→ **Task description**
Scan the records for the line containing "Serialize everything readable"; extract it and all later lines, verbatim, through the end, and nothing before it.

[Raw records]
[start]

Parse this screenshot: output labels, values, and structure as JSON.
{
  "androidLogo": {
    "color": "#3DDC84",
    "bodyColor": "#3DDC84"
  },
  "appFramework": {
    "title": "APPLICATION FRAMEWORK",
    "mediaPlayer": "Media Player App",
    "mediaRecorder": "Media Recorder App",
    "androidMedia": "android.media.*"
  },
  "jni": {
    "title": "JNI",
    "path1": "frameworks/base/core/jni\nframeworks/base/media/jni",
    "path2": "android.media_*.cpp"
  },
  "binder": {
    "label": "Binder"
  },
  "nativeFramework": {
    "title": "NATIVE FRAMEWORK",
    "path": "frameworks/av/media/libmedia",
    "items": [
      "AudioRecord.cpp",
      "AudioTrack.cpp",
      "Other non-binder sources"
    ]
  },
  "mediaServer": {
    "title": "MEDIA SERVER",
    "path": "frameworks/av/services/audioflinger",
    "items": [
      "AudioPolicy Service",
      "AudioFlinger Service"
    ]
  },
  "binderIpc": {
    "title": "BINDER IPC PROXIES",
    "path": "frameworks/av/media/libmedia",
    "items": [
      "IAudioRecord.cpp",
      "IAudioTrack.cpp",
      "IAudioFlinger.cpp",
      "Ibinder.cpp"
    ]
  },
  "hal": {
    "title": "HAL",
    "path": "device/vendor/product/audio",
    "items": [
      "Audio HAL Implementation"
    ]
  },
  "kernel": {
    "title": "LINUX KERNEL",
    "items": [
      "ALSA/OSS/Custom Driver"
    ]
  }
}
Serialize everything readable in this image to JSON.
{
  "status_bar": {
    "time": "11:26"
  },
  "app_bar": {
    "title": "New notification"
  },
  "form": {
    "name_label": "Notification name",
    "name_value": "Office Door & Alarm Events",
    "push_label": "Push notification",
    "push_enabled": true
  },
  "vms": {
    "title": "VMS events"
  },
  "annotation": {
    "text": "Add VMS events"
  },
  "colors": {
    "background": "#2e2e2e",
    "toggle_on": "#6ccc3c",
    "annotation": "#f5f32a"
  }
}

[end]

→ **Answer for this exercise**
Serialize everything readable in this image to JSON.
{
  "status_bar": {
    "time": "11:26"
  },
  "app_bar": {
    "title": "New notification"
  },
  "form": {
    "name_label": "Notification name",
    "name_value": "Office Door & Alarm Events",
    "push_label": "Push notification",
    "push_enabled": true
  },
  "vms": {
    "title": "VMS events"
  },
  "annotation": {
    "text": "Add VMS events"
  },
  "colors": {
    "background": "#2e2e2e",
    "toggle_on": "#6ccc3c",
    "annotation": "#f5f32a"
  }
}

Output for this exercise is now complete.